Supplied data:
Begin

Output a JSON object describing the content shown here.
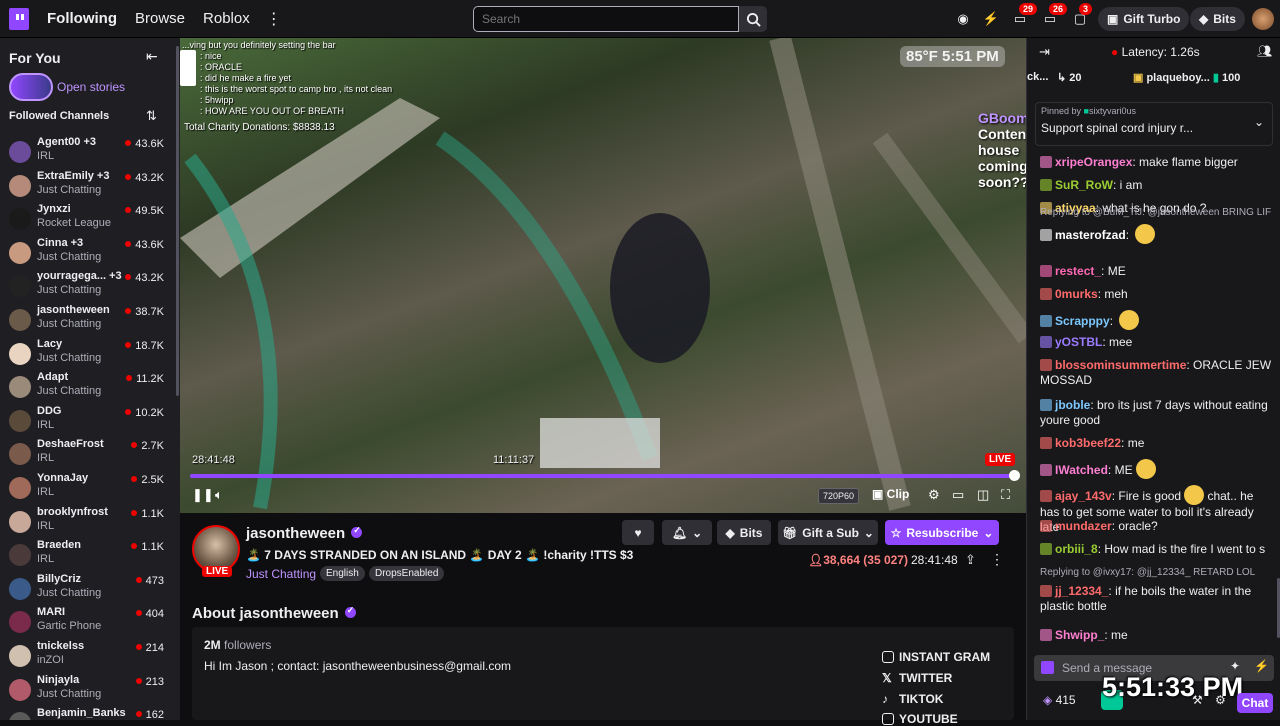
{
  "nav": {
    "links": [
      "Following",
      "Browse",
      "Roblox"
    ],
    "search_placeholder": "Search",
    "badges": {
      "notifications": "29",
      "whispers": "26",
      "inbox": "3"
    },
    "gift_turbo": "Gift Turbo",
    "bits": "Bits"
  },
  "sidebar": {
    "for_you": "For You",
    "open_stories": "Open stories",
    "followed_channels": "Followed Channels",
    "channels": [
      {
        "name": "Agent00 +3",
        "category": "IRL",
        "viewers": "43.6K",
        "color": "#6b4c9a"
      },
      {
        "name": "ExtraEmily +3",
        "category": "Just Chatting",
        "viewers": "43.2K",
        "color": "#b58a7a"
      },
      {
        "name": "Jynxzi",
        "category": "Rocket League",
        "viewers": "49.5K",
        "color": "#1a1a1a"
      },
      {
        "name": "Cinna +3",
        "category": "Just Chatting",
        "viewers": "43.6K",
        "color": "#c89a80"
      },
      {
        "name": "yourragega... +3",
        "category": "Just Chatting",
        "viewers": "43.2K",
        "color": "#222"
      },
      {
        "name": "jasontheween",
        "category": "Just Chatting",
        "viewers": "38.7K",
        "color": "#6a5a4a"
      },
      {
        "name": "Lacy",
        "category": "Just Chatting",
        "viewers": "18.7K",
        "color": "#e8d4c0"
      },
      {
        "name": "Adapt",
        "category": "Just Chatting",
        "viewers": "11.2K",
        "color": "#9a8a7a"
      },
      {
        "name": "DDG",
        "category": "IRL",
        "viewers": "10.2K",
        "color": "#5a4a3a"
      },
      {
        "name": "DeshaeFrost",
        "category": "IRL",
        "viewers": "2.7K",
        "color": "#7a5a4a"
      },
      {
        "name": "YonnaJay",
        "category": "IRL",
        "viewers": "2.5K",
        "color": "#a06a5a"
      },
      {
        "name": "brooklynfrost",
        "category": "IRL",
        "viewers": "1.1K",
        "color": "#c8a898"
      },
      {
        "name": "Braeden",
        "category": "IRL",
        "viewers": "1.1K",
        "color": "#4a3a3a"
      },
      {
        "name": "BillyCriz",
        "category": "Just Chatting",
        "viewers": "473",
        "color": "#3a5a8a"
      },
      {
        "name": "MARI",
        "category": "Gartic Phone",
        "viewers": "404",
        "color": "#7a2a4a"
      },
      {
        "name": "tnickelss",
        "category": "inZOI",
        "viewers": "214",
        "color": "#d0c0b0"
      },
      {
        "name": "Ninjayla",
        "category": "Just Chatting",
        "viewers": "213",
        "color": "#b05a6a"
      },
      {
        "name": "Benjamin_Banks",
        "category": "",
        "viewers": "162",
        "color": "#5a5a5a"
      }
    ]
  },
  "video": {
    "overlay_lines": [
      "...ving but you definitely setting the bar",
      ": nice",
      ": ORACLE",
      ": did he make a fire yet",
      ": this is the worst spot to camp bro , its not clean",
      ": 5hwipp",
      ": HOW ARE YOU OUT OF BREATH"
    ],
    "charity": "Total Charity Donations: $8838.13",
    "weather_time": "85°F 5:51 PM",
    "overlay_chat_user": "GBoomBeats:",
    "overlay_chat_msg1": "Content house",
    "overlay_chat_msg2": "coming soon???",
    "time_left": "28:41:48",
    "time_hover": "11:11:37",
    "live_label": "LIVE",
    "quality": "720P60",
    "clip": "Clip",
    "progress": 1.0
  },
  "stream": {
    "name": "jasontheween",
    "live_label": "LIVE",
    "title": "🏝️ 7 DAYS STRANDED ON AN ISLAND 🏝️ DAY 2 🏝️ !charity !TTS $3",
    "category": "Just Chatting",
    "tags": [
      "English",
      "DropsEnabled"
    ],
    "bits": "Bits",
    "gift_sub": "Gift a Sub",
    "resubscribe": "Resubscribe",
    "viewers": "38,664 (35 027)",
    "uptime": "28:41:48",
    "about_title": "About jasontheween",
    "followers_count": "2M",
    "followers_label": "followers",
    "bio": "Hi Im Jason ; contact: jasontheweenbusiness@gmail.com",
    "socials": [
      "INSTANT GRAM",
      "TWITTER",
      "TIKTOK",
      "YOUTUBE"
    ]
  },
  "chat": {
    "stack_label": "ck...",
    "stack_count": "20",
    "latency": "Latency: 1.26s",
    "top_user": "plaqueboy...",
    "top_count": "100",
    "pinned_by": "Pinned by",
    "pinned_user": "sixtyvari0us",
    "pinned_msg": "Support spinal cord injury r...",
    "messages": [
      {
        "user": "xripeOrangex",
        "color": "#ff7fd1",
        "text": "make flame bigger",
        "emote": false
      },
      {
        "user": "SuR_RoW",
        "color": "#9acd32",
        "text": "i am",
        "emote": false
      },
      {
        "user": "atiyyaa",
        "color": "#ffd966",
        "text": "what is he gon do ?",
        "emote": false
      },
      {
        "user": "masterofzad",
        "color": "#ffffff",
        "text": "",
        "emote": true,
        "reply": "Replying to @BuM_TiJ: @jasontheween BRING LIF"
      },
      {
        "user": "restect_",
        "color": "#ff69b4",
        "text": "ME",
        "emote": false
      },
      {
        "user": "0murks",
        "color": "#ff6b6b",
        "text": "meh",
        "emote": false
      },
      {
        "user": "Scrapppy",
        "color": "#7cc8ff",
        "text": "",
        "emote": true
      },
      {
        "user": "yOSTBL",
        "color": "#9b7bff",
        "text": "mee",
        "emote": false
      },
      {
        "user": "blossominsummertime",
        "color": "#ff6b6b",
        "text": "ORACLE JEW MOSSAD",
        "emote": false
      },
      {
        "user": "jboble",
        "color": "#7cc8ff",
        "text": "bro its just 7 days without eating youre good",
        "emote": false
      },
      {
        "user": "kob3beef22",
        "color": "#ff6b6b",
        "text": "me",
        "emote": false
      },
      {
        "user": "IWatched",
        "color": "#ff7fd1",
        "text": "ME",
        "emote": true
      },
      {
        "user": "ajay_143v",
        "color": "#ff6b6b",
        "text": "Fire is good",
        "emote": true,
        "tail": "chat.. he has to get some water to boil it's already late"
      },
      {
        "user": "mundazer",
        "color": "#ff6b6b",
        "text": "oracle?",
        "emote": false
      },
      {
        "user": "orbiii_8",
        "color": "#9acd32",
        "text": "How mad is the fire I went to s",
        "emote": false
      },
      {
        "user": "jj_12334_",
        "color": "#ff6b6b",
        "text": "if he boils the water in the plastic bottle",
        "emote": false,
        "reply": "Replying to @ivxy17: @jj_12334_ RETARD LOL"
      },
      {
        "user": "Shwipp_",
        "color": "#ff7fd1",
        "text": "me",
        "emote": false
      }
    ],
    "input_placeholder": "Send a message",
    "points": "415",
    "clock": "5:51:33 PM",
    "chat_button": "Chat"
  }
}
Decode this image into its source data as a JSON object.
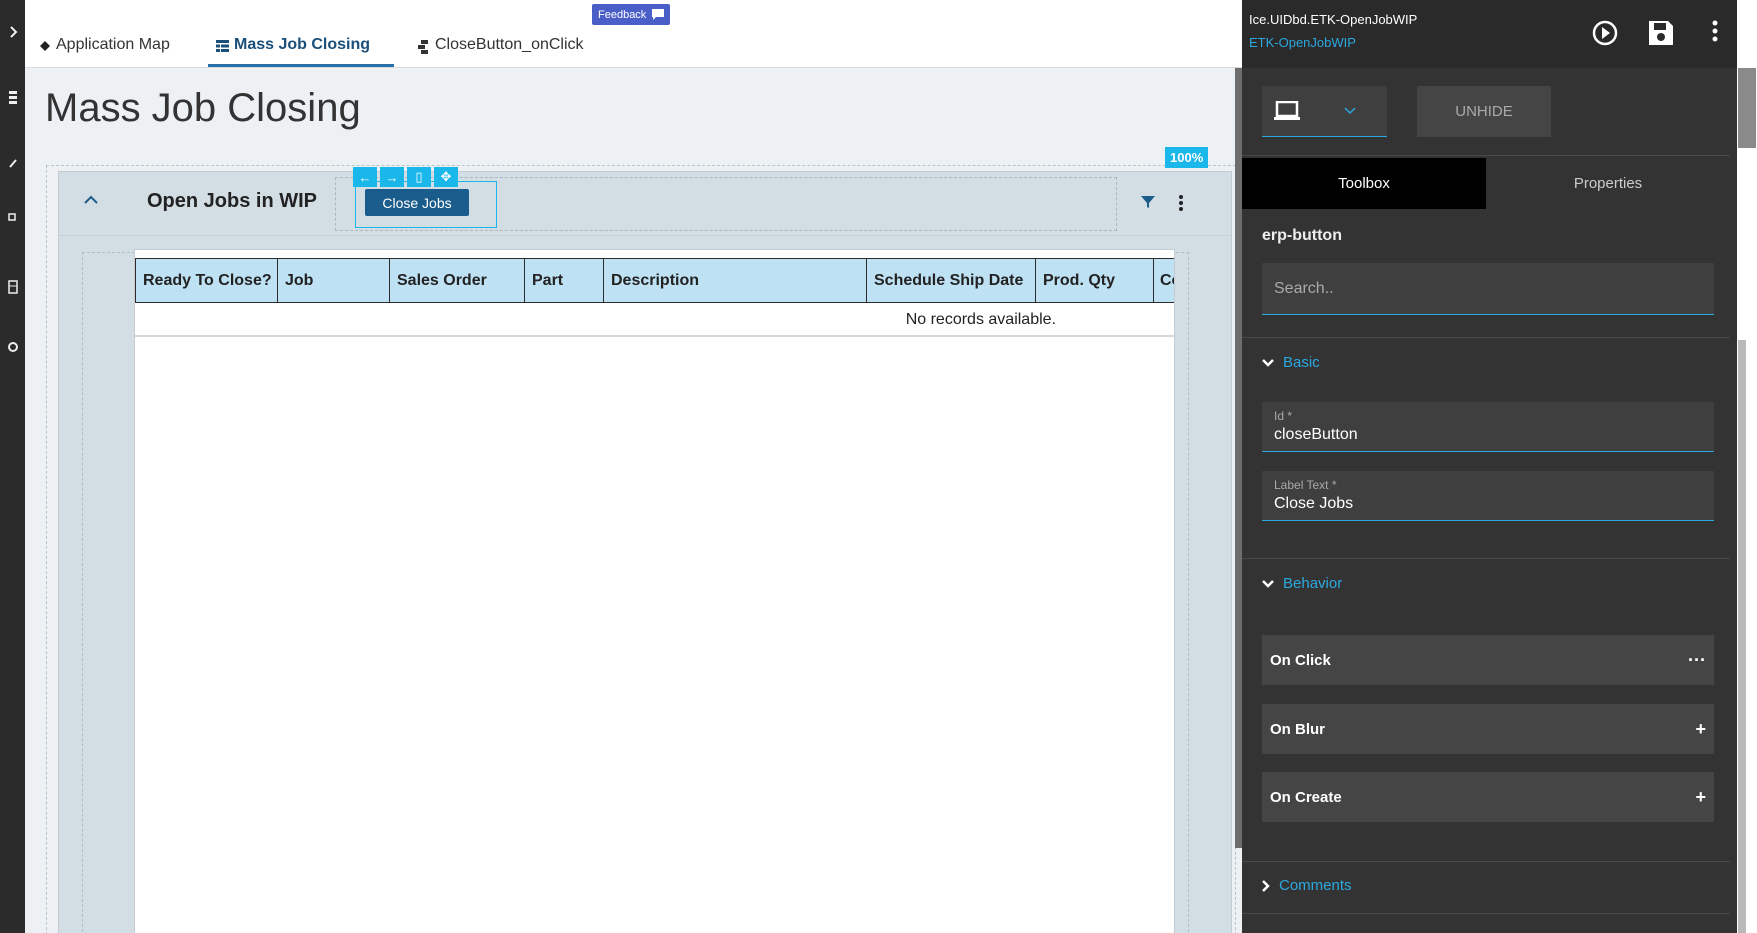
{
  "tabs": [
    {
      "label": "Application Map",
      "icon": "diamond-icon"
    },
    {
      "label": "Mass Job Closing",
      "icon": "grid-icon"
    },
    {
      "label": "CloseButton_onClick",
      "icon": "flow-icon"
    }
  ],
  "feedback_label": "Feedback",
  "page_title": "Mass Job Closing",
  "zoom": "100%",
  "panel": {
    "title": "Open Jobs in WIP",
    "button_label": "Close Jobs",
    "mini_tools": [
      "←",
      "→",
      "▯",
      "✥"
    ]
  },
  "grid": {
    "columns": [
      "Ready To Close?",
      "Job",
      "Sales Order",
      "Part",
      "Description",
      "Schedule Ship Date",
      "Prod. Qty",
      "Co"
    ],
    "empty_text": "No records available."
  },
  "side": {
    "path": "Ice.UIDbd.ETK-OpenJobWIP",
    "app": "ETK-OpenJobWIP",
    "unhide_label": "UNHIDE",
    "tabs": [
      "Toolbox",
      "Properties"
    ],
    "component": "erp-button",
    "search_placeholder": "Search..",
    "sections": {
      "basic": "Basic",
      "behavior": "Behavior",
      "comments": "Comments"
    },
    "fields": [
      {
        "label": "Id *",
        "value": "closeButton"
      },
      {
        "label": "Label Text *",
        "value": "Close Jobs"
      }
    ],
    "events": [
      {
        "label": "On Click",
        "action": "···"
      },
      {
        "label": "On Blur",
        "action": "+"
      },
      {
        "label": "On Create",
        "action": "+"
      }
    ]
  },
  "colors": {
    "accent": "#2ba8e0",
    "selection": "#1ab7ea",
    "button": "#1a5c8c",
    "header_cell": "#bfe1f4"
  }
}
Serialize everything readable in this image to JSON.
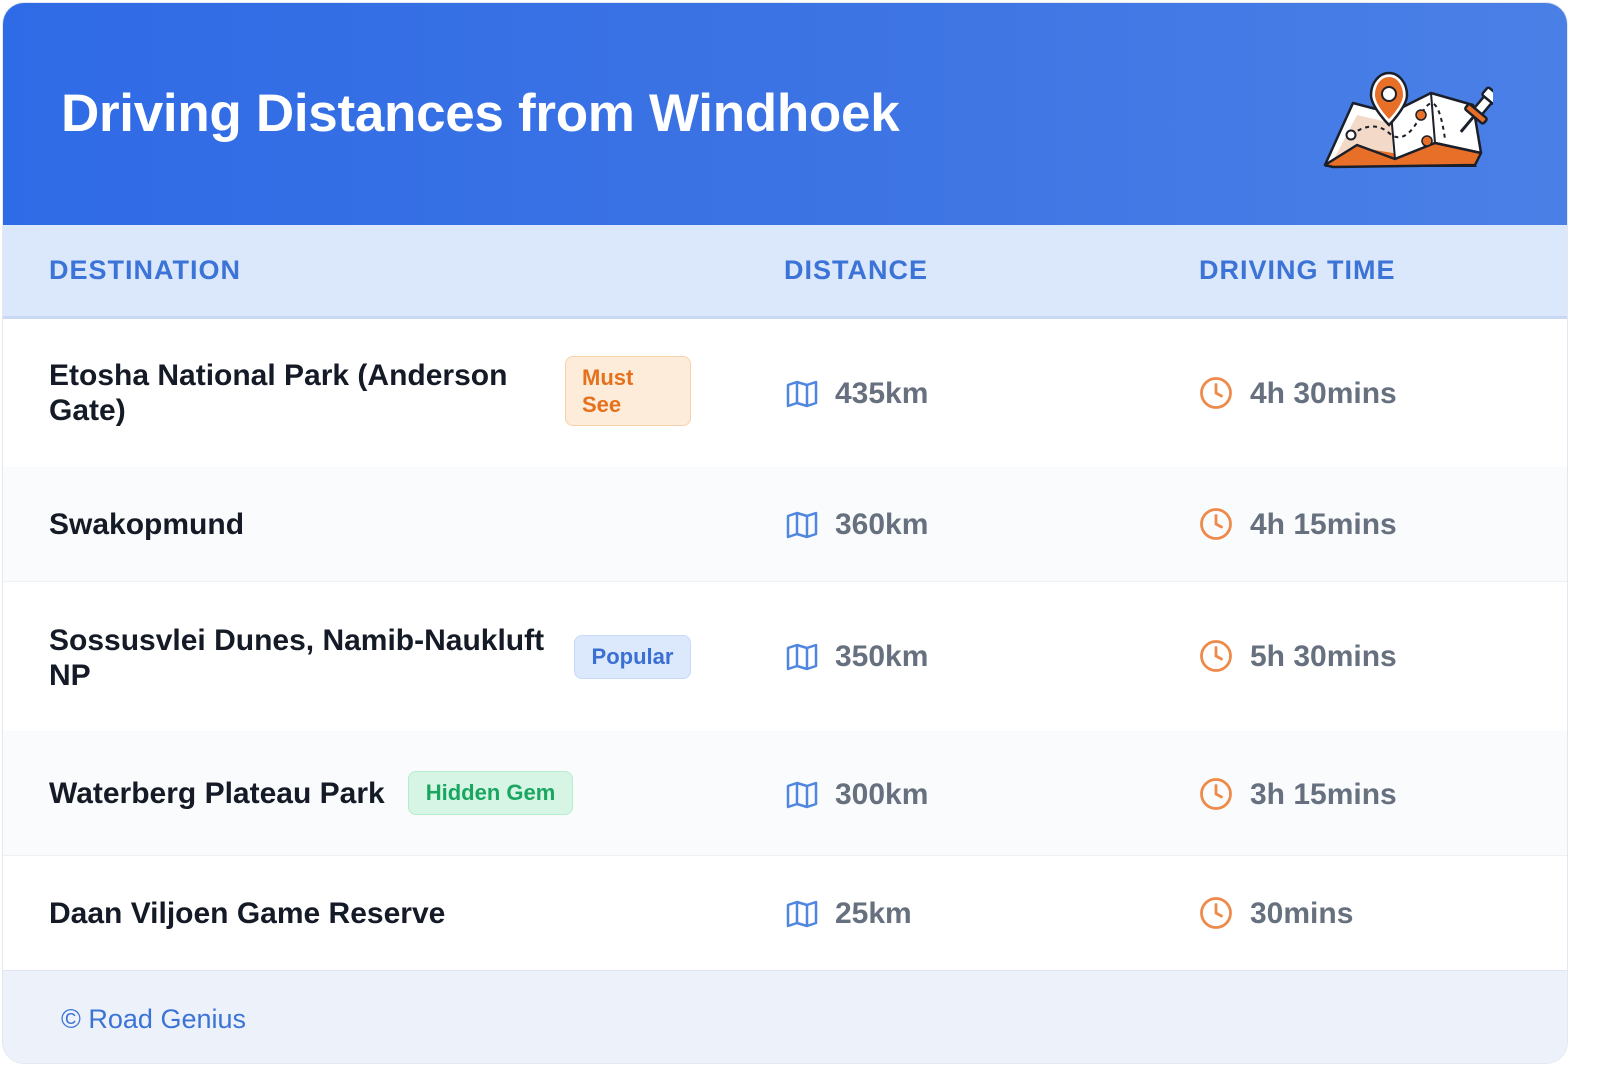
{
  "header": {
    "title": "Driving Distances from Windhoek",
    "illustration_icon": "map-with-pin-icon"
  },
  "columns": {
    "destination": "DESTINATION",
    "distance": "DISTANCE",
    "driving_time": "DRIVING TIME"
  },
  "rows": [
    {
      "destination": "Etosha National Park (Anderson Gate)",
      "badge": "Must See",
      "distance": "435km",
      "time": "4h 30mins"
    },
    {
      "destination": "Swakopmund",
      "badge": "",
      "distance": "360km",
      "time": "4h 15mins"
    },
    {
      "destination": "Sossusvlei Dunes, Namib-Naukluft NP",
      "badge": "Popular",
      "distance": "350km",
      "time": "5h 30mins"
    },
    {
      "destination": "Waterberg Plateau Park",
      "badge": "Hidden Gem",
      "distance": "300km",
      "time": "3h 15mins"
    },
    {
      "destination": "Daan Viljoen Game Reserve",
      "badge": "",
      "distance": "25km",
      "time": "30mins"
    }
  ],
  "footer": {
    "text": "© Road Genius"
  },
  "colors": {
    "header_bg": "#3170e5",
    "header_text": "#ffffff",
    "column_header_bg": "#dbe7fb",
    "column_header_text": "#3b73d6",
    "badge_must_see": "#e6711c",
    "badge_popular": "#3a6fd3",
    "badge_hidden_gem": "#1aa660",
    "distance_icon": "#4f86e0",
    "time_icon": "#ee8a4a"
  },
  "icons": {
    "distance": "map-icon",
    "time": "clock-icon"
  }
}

End

What to produce:
Pull out all lines in the data above that include "Park".

Exercise output:
      "destination": "Etosha National Park (Anderson Gate)",
      "destination": "Waterberg Plateau Park",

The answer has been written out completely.